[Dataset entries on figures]
— BEGIN —

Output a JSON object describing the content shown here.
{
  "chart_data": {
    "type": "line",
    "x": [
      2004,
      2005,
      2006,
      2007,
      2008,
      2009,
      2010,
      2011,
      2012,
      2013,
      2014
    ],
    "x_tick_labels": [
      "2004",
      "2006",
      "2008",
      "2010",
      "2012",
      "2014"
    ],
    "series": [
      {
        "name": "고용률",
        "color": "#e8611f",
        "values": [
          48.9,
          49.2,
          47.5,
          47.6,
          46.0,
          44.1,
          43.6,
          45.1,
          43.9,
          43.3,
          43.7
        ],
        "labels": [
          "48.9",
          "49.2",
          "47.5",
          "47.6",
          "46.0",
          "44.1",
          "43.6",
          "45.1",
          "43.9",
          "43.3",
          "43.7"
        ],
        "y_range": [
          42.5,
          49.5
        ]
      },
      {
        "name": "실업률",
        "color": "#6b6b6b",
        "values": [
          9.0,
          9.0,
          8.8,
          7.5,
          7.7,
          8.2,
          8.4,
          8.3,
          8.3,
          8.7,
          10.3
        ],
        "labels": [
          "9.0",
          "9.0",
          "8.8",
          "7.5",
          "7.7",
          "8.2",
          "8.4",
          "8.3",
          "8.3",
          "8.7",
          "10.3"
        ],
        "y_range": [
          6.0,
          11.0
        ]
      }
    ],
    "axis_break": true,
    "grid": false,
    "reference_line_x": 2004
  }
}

— END —

> [Goal]:
Copy all of the data. Keep every word exactly as it is.

> [Task answer]:
Output a JSON object describing the content shown here.
{
  "chart_data": {
    "type": "line",
    "x": [
      2004,
      2005,
      2006,
      2007,
      2008,
      2009,
      2010,
      2011,
      2012,
      2013,
      2014
    ],
    "x_tick_labels": [
      "2004",
      "2006",
      "2008",
      "2010",
      "2012",
      "2014"
    ],
    "series": [
      {
        "name": "고용률",
        "color": "#e8611f",
        "values": [
          48.9,
          49.2,
          47.5,
          47.6,
          46.0,
          44.1,
          43.6,
          45.1,
          43.9,
          43.3,
          43.7
        ],
        "labels": [
          "48.9",
          "49.2",
          "47.5",
          "47.6",
          "46.0",
          "44.1",
          "43.6",
          "45.1",
          "43.9",
          "43.3",
          "43.7"
        ],
        "y_range": [
          42.5,
          49.5
        ]
      },
      {
        "name": "실업률",
        "color": "#6b6b6b",
        "values": [
          9.0,
          9.0,
          8.8,
          7.5,
          7.7,
          8.2,
          8.4,
          8.3,
          8.3,
          8.7,
          10.3
        ],
        "labels": [
          "9.0",
          "9.0",
          "8.8",
          "7.5",
          "7.7",
          "8.2",
          "8.4",
          "8.3",
          "8.3",
          "8.7",
          "10.3"
        ],
        "y_range": [
          6.0,
          11.0
        ]
      }
    ],
    "axis_break": true,
    "grid": false,
    "reference_line_x": 2004
  }
}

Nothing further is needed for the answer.